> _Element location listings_

***

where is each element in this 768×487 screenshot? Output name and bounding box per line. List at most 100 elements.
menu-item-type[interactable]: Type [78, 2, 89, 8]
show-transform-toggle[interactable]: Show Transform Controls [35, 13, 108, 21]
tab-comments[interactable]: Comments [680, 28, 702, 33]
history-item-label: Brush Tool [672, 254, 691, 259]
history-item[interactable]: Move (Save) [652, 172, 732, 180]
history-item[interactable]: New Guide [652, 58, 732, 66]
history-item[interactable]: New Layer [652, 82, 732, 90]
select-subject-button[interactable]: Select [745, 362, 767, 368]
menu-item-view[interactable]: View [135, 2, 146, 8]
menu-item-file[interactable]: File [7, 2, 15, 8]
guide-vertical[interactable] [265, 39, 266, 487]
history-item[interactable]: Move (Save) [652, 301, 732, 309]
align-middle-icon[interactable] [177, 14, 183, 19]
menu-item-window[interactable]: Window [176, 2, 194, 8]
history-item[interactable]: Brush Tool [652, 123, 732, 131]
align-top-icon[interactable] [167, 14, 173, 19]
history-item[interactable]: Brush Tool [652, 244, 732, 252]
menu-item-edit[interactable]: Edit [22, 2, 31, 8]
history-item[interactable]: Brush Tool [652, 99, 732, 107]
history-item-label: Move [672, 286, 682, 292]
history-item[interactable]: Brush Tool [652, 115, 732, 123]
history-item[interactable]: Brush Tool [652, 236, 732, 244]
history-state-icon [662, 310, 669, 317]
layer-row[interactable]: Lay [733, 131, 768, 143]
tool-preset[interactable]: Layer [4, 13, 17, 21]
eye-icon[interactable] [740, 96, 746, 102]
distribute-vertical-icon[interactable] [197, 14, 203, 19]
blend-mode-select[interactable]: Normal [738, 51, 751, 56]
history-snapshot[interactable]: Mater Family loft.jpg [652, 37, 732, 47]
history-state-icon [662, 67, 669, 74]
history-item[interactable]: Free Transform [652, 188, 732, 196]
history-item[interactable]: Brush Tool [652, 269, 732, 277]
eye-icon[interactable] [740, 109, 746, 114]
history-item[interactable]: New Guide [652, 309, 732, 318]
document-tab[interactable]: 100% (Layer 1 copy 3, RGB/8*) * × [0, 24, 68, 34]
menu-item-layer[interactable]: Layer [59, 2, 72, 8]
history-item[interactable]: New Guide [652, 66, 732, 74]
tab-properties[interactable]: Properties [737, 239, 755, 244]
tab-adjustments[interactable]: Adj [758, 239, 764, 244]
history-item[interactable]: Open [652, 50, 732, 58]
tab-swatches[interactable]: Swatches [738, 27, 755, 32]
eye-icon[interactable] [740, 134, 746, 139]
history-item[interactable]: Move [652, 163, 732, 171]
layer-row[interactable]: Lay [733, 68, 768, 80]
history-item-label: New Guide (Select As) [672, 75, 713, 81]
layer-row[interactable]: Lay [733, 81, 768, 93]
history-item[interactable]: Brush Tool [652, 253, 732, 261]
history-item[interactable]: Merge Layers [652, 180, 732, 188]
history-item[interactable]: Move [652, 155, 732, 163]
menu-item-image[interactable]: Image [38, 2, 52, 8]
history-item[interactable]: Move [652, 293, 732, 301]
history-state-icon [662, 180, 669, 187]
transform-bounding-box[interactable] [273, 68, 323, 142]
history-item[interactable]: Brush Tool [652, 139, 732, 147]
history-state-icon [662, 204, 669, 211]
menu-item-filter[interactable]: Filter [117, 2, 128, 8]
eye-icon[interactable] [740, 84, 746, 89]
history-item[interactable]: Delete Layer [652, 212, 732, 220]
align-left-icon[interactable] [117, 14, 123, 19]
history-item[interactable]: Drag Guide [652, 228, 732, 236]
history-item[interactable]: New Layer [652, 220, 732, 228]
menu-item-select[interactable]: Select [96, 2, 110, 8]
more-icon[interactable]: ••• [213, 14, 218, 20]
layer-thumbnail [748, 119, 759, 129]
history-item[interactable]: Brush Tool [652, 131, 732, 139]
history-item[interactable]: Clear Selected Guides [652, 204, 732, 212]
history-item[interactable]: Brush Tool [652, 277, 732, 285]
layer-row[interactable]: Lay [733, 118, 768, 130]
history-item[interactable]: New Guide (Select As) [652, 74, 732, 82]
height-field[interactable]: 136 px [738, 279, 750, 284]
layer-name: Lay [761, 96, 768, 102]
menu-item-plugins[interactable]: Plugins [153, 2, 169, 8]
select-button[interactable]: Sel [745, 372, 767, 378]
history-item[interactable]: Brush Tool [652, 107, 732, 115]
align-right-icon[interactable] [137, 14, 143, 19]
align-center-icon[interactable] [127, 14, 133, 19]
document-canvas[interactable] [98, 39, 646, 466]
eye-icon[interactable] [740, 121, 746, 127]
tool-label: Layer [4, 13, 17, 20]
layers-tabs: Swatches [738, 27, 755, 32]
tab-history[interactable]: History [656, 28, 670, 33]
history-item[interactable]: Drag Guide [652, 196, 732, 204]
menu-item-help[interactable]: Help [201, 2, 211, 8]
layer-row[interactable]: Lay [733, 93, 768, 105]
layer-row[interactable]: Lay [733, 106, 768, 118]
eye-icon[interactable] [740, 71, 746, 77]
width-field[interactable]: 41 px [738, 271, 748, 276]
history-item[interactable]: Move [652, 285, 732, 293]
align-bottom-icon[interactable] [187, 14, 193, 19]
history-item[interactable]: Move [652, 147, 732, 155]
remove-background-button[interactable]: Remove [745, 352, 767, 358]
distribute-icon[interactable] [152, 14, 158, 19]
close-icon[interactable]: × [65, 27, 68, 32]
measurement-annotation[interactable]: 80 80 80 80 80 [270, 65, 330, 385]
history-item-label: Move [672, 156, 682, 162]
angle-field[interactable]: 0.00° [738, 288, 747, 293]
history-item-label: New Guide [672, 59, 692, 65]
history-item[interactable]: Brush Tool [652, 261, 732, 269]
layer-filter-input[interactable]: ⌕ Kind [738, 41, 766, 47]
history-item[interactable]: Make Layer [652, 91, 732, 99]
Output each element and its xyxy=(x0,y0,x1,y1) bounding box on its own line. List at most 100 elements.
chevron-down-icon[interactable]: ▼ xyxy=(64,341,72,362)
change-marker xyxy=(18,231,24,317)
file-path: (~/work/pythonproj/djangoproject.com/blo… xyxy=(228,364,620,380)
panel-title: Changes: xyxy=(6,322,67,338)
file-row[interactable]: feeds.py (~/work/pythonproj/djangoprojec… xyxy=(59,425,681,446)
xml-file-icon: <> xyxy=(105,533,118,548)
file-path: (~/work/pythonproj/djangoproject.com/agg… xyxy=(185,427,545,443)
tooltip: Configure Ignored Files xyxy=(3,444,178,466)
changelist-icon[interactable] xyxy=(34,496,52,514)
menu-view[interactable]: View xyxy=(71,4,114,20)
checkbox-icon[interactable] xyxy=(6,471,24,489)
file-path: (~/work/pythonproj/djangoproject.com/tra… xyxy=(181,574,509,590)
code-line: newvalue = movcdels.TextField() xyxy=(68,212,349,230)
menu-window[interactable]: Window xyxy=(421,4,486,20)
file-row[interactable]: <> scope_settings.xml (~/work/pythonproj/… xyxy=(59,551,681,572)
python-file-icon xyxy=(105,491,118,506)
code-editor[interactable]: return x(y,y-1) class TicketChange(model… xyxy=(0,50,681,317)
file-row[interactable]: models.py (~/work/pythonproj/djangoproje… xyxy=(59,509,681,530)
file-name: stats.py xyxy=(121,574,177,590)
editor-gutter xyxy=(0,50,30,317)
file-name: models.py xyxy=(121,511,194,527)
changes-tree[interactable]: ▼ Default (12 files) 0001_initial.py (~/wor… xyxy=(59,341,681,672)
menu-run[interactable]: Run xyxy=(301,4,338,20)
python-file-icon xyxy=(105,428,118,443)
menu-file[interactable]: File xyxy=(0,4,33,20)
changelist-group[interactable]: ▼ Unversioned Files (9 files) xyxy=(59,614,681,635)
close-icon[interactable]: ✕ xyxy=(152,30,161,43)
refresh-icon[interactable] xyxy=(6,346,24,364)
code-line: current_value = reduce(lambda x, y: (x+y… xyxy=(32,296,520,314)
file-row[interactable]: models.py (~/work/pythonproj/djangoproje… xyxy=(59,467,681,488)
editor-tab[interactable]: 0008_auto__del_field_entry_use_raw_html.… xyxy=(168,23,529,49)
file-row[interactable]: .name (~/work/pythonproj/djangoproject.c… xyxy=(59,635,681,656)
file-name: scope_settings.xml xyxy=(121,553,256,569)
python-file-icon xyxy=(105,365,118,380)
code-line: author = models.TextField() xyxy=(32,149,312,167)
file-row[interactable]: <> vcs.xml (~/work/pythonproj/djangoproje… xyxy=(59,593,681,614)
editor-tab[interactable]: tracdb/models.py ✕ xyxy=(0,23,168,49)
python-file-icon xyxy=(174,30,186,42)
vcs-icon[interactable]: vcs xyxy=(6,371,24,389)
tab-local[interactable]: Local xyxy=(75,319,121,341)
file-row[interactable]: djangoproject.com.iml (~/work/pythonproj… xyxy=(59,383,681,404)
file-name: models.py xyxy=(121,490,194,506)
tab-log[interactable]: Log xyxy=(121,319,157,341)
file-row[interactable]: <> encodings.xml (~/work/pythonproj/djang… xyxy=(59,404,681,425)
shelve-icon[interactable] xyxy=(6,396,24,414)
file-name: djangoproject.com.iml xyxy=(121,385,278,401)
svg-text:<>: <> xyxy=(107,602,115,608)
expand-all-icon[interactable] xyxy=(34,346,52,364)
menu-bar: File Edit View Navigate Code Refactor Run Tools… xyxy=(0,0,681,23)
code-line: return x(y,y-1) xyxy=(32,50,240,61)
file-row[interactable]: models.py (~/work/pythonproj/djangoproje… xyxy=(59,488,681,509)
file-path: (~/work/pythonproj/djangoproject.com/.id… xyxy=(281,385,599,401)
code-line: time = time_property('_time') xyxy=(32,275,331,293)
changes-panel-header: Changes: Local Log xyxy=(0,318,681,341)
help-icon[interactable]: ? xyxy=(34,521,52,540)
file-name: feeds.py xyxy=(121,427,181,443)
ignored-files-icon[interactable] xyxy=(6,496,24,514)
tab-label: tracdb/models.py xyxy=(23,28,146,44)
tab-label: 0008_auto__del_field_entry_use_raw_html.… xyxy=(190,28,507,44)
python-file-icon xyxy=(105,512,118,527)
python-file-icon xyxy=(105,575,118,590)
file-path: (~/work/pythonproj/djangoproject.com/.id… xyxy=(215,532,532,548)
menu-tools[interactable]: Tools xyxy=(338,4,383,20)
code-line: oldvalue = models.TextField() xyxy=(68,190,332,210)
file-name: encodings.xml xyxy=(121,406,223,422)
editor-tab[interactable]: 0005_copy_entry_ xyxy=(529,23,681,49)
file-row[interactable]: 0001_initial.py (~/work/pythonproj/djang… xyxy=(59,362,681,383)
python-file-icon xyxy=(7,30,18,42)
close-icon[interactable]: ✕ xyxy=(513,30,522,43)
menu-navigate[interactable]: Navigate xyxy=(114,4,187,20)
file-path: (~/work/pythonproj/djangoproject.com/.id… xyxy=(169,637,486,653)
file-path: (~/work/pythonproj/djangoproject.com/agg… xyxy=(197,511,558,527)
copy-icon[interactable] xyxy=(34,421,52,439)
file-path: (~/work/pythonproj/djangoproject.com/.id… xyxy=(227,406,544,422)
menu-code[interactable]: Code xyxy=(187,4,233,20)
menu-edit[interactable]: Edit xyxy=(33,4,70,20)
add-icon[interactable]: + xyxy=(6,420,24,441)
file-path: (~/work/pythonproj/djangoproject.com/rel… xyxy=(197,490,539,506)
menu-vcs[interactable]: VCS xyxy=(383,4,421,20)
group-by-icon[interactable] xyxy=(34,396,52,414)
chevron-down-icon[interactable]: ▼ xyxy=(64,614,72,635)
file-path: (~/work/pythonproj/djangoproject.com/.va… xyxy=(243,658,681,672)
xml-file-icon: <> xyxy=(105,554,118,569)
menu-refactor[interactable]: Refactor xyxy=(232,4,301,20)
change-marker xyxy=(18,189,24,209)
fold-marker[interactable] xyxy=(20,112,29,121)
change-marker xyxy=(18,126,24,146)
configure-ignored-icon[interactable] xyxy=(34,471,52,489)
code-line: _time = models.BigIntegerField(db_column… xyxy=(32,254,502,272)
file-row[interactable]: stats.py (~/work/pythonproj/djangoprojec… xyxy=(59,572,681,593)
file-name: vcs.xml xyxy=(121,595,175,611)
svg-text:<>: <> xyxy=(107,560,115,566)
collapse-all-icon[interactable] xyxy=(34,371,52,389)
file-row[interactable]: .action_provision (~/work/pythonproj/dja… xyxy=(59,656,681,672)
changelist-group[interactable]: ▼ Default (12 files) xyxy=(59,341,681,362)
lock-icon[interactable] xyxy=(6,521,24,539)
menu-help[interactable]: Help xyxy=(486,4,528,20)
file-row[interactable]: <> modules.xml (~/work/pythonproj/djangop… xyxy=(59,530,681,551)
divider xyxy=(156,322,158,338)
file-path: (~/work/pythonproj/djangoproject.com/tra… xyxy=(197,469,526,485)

***

> _PROBLEM_
Copy the records above word for word, from their first line through the line containing "menu-item-layer[interactable]: Layer [59, 2, 72, 8]".

> _RESPONSE BELOW_
where is each element in this 768×487 screenshot? Output name and bounding box per line. List at most 100 elements.
menu-item-type[interactable]: Type [78, 2, 89, 8]
show-transform-toggle[interactable]: Show Transform Controls [35, 13, 108, 21]
tab-comments[interactable]: Comments [680, 28, 702, 33]
history-item-label: Brush Tool [672, 254, 691, 259]
history-item[interactable]: Move (Save) [652, 172, 732, 180]
history-item[interactable]: New Guide [652, 58, 732, 66]
history-item[interactable]: New Layer [652, 82, 732, 90]
select-subject-button[interactable]: Select [745, 362, 767, 368]
menu-item-view[interactable]: View [135, 2, 146, 8]
menu-item-file[interactable]: File [7, 2, 15, 8]
guide-vertical[interactable] [265, 39, 266, 487]
history-item[interactable]: Move (Save) [652, 301, 732, 309]
align-middle-icon[interactable] [177, 14, 183, 19]
menu-item-window[interactable]: Window [176, 2, 194, 8]
history-item[interactable]: Brush Tool [652, 123, 732, 131]
align-top-icon[interactable] [167, 14, 173, 19]
history-item[interactable]: Brush Tool [652, 244, 732, 252]
menu-item-edit[interactable]: Edit [22, 2, 31, 8]
history-item[interactable]: Brush Tool [652, 99, 732, 107]
history-item-label: Move [672, 286, 682, 292]
history-item[interactable]: Brush Tool [652, 115, 732, 123]
history-item[interactable]: Brush Tool [652, 236, 732, 244]
history-state-icon [662, 310, 669, 317]
layer-row[interactable]: Lay [733, 131, 768, 143]
tool-preset[interactable]: Layer [4, 13, 17, 21]
eye-icon[interactable] [740, 96, 746, 102]
distribute-vertical-icon[interactable] [197, 14, 203, 19]
blend-mode-select[interactable]: Normal [738, 51, 751, 56]
history-snapshot[interactable]: Mater Family loft.jpg [652, 37, 732, 47]
history-state-icon [662, 67, 669, 74]
history-item[interactable]: Free Transform [652, 188, 732, 196]
history-item[interactable]: Brush Tool [652, 269, 732, 277]
eye-icon[interactable] [740, 109, 746, 114]
history-item[interactable]: New Guide [652, 309, 732, 318]
document-tab[interactable]: 100% (Layer 1 copy 3, RGB/8*) * × [0, 24, 68, 34]
menu-item-layer[interactable]: Layer [59, 2, 72, 8]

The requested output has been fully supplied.